▶ [REQUIRED WORK]: Copy out the listing that follows exactly, dropping every picture.
======== STORED RECORDS
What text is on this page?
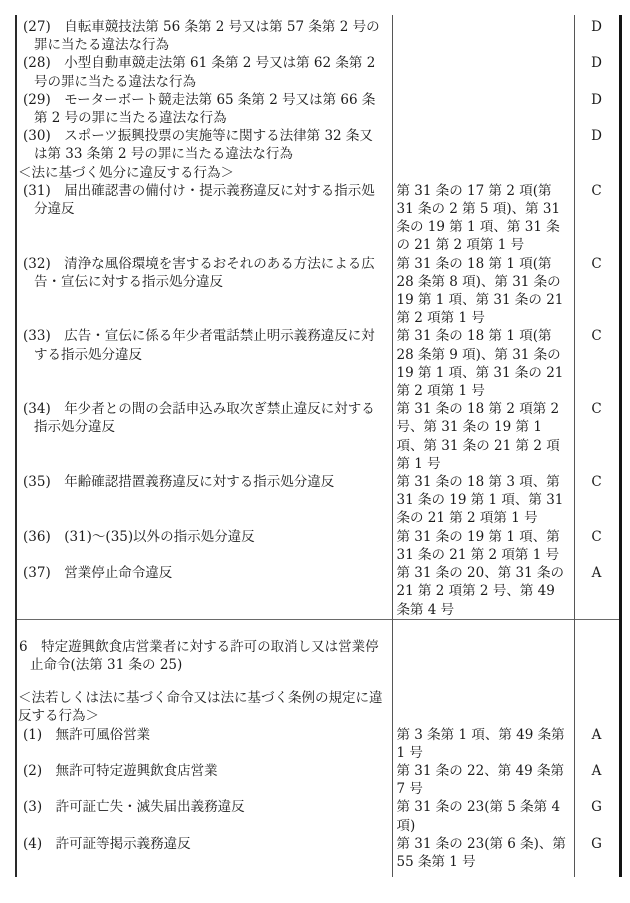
(27)　自転車競技法第 56 条第 2 号又は第 57 条第 2 号の罪に当たる違法な行為		D
(28)　小型自動車競走法第 61 条第 2 号又は第 62 条第 2 号の罪に当たる違法な行為		D
(29)　モーターボート競走法第 65 条第 2 号又は第 66 条第 2 号の罪に当たる違法な行為		D
(30)　スポーツ振興投票の実施等に関する法律第 32 条又は第 33 条第 2 号の罪に当たる違法な行為		D
＜法に基づく処分に違反する行為＞		
(31)　届出確認書の備付け・提示義務違反に対する指示処分違反	第 31 条の 17 第 2 項(第 31 条の 2 第 5 項)、第 31 条の 19 第 1 項、第 31 条の 21 第 2 項第 1 号	C
(32)　清浄な風俗環境を害するおそれのある方法による広告・宣伝に対する指示処分違反	第 31 条の 18 第 1 項(第 28 条第 8 項)、第 31 条の 19 第 1 項、第 31 条の 21 第 2 項第 1 号	C
(33)　広告・宣伝に係る年少者電話禁止明示義務違反に対する指示処分違反	第 31 条の 18 第 1 項(第 28 条第 9 項)、第 31 条の 19 第 1 項、第 31 条の 21 第 2 項第 1 号	C
(34)　年少者との間の会話申込み取次ぎ禁止違反に対する指示処分違反	第 31 条の 18 第 2 項第 2 号、第 31 条の 19 第 1 項、第 31 条の 21 第 2 項第 1 号	C
(35)　年齢確認措置義務違反に対する指示処分違反	第 31 条の 18 第 3 項、第 31 条の 19 第 1 項、第 31 条の 21 第 2 項第 1 号	C
(36)　(31)～(35)以外の指示処分違反	第 31 条の 19 第 1 項、第 31 条の 21 第 2 項第 1 号	C
(37)　営業停止命令違反	第 31 条の 20、第 31 条の 21 第 2 項第 2 号、第 49 条第 4 号	A
6　特定遊興飲食店営業者に対する許可の取消し又は営業停止命令(法第 31 条の 25)		
＜法若しくは法に基づく命令又は法に基づく条例の規定に違反する行為＞		
(1)　無許可風俗営業	第 3 条第 1 項、第 49 条第 1 号	A
(2)　無許可特定遊興飲食店営業	第 31 条の 22、第 49 条第 7 号	A
(3)　許可証亡失・滅失届出義務違反	第 31 条の 23(第 5 条第 4 項)	G
(4)　許可証等掲示義務違反	第 31 条の 23(第 6 条)、第 55 条第 1 号	G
================
▶ [TASK ANSWER]:
What text is on this page?
(27)　自転車競技法第 56 条第 2 号又は第 57 条第 2 号の罪に当たる違法な行為		D
(28)　小型自動車競走法第 61 条第 2 号又は第 62 条第 2 号の罪に当たる違法な行為		D
(29)　モーターボート競走法第 65 条第 2 号又は第 66 条第 2 号の罪に当たる違法な行為		D
(30)　スポーツ振興投票の実施等に関する法律第 32 条又は第 33 条第 2 号の罪に当たる違法な行為		D
＜法に基づく処分に違反する行為＞		
(31)　届出確認書の備付け・提示義務違反に対する指示処分違反	第 31 条の 17 第 2 項(第 31 条の 2 第 5 項)、第 31 条の 19 第 1 項、第 31 条の 21 第 2 項第 1 号	C
(32)　清浄な風俗環境を害するおそれのある方法による広告・宣伝に対する指示処分違反	第 31 条の 18 第 1 項(第 28 条第 8 項)、第 31 条の 19 第 1 項、第 31 条の 21 第 2 項第 1 号	C
(33)　広告・宣伝に係る年少者電話禁止明示義務違反に対する指示処分違反	第 31 条の 18 第 1 項(第 28 条第 9 項)、第 31 条の 19 第 1 項、第 31 条の 21 第 2 項第 1 号	C
(34)　年少者との間の会話申込み取次ぎ禁止違反に対する指示処分違反	第 31 条の 18 第 2 項第 2 号、第 31 条の 19 第 1 項、第 31 条の 21 第 2 項第 1 号	C
(35)　年齢確認措置義務違反に対する指示処分違反	第 31 条の 18 第 3 項、第 31 条の 19 第 1 項、第 31 条の 21 第 2 項第 1 号	C
(36)　(31)～(35)以外の指示処分違反	第 31 条の 19 第 1 項、第 31 条の 21 第 2 項第 1 号	C
(37)　営業停止命令違反	第 31 条の 20、第 31 条の 21 第 2 項第 2 号、第 49 条第 4 号	A
6　特定遊興飲食店営業者に対する許可の取消し又は営業停止命令(法第 31 条の 25)		
＜法若しくは法に基づく命令又は法に基づく条例の規定に違反する行為＞		
(1)　無許可風俗営業	第 3 条第 1 項、第 49 条第 1 号	A
(2)　無許可特定遊興飲食店営業	第 31 条の 22、第 49 条第 7 号	A
(3)　許可証亡失・滅失届出義務違反	第 31 条の 23(第 5 条第 4 項)	G
(4)　許可証等掲示義務違反	第 31 条の 23(第 6 条)、第 55 条第 1 号	G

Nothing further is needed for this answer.